→ Aim of the task
Copy out all lines of the records in which the word "title" appears.

→ Record list
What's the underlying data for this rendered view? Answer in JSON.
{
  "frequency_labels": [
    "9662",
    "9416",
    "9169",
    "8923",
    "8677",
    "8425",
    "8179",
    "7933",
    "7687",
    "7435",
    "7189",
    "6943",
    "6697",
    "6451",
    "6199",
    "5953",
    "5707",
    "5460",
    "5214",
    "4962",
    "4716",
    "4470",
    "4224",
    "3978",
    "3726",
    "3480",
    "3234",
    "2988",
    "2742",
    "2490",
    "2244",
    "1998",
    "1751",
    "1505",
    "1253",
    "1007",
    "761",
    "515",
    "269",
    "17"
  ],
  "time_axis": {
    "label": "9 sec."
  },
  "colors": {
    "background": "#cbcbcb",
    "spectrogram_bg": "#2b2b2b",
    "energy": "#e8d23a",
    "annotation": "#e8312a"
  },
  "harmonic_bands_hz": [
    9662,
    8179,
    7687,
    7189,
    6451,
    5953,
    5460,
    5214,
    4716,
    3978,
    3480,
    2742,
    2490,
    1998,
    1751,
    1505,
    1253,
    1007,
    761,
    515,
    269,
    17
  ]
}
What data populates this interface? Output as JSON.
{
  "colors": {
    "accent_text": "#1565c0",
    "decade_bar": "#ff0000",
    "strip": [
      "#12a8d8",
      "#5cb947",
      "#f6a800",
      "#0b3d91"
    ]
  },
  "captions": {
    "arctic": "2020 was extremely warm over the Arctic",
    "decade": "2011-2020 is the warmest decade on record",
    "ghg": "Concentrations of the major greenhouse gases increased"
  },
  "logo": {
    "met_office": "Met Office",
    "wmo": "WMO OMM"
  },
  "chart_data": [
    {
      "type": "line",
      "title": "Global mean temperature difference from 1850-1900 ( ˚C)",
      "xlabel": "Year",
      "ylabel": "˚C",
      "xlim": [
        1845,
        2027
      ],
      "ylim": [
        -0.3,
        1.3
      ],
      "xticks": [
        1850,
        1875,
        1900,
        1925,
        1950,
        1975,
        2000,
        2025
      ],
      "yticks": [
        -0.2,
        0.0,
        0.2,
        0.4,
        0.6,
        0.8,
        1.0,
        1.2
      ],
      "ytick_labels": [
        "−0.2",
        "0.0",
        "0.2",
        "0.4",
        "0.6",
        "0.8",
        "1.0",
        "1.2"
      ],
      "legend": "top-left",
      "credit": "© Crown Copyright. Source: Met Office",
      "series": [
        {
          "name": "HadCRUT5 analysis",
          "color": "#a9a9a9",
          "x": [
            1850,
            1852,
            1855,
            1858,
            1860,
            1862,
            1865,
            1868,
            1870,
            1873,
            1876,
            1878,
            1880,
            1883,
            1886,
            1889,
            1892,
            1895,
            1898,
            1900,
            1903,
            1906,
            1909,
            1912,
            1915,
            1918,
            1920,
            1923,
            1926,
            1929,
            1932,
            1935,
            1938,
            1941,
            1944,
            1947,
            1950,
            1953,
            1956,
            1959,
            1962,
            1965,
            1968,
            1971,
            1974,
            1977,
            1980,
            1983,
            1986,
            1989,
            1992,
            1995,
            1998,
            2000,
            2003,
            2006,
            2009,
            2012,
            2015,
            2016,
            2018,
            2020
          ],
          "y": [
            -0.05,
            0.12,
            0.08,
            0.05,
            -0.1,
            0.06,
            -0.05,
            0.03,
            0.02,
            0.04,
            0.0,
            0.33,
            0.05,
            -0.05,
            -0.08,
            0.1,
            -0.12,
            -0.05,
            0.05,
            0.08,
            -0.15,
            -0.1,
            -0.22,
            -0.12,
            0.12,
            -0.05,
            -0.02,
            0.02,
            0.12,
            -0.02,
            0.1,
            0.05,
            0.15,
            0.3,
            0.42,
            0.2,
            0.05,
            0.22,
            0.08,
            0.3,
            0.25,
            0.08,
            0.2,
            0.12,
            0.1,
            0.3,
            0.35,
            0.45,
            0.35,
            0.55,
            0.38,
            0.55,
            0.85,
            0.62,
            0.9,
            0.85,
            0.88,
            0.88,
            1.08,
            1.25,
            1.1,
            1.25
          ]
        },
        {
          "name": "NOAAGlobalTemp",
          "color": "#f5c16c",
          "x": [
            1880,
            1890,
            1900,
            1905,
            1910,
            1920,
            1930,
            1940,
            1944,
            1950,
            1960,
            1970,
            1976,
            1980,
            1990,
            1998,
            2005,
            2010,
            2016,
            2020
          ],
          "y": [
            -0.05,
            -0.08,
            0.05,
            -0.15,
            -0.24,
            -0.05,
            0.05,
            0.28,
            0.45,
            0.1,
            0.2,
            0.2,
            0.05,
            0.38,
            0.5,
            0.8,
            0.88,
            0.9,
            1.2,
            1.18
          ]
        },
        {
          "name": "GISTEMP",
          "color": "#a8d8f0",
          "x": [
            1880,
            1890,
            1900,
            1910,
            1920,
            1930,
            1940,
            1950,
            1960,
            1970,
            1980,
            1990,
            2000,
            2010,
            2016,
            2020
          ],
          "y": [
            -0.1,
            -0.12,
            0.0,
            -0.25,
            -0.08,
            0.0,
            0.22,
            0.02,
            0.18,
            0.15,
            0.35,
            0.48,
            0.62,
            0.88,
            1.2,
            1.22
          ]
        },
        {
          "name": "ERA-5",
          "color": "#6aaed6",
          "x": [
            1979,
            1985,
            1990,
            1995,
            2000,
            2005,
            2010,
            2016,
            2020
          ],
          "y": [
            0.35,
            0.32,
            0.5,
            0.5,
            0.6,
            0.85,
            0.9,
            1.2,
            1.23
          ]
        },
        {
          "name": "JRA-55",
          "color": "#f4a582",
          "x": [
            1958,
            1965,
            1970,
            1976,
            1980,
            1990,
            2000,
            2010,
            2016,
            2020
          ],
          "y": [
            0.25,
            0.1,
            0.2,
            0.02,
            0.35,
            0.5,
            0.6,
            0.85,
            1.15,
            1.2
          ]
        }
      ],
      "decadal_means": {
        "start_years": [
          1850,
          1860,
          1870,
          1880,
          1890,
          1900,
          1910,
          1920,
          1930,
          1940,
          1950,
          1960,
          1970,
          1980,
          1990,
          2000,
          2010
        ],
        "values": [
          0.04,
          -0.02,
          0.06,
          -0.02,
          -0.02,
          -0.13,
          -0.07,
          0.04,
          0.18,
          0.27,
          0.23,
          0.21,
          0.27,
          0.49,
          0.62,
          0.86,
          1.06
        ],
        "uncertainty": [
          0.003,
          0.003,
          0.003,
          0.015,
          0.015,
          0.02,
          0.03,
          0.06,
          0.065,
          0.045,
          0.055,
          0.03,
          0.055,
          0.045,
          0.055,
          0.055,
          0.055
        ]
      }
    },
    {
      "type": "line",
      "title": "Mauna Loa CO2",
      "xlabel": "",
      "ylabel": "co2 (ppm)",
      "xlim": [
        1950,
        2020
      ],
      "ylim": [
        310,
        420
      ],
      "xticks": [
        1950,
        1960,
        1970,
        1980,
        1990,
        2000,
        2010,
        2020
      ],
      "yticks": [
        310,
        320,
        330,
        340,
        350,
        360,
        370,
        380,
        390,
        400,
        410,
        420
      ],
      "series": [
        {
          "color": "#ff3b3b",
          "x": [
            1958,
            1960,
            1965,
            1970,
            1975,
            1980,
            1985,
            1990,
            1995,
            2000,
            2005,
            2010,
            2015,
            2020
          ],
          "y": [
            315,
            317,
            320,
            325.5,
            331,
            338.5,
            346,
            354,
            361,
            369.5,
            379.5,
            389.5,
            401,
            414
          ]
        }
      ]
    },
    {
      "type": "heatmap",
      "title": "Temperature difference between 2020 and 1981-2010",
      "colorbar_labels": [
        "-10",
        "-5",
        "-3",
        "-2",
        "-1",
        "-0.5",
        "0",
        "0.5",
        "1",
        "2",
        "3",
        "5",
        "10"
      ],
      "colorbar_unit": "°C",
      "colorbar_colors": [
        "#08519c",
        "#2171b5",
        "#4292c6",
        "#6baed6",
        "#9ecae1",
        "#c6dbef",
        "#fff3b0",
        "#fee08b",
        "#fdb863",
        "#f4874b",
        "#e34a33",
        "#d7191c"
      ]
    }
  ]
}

→ Complete response
      "title": "Global mean temperature difference from 1850-1900 ( ˚C)",
      "title": "Mauna Loa CO2",
      "title": "Temperature difference between 2020 and 1981-2010",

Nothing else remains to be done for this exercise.